Find and copy lines holding "score".

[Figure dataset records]
* start *

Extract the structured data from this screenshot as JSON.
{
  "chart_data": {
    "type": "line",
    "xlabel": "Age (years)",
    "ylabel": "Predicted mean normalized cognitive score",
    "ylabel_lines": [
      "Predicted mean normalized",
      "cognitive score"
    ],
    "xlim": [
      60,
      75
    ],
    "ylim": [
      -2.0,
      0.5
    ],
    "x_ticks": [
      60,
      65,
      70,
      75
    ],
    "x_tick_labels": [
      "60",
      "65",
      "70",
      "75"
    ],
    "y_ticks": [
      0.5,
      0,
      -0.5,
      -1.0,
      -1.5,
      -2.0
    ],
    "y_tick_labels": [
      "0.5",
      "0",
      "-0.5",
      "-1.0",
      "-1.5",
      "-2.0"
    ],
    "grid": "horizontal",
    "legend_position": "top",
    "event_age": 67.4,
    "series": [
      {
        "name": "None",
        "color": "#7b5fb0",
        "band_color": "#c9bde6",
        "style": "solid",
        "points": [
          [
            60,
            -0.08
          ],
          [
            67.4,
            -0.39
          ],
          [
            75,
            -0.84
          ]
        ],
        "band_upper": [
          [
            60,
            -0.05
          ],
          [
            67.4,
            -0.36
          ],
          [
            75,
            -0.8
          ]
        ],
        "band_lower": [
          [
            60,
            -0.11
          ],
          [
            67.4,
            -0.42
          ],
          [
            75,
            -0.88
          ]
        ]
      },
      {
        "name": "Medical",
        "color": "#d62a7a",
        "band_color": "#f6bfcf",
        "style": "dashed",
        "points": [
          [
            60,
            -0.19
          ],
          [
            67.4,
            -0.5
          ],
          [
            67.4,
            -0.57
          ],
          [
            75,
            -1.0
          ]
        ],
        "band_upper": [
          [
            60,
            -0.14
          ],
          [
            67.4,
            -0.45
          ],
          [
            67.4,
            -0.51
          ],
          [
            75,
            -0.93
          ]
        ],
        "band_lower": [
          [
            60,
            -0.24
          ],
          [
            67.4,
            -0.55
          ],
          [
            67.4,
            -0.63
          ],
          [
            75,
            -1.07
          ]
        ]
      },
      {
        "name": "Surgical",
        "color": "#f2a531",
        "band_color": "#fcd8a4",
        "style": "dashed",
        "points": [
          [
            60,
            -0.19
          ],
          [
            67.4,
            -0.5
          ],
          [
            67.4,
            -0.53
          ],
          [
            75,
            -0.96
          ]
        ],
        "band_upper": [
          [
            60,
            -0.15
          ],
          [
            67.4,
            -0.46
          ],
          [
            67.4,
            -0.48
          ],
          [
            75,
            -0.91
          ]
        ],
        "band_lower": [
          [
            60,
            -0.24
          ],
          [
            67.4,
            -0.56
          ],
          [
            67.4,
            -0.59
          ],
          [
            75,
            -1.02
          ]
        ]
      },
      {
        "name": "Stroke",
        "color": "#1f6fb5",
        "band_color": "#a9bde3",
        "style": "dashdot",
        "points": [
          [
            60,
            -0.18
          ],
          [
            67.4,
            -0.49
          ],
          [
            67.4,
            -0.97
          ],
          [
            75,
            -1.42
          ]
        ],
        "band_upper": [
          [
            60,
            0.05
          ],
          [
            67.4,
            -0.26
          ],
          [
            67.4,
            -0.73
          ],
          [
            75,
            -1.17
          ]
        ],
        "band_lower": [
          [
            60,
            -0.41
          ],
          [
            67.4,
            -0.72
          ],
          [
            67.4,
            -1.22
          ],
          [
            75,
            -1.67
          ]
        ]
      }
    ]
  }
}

* end *

FINISHED TASK:
    "ylabel": "Predicted mean normalized cognitive score",
      "cognitive score"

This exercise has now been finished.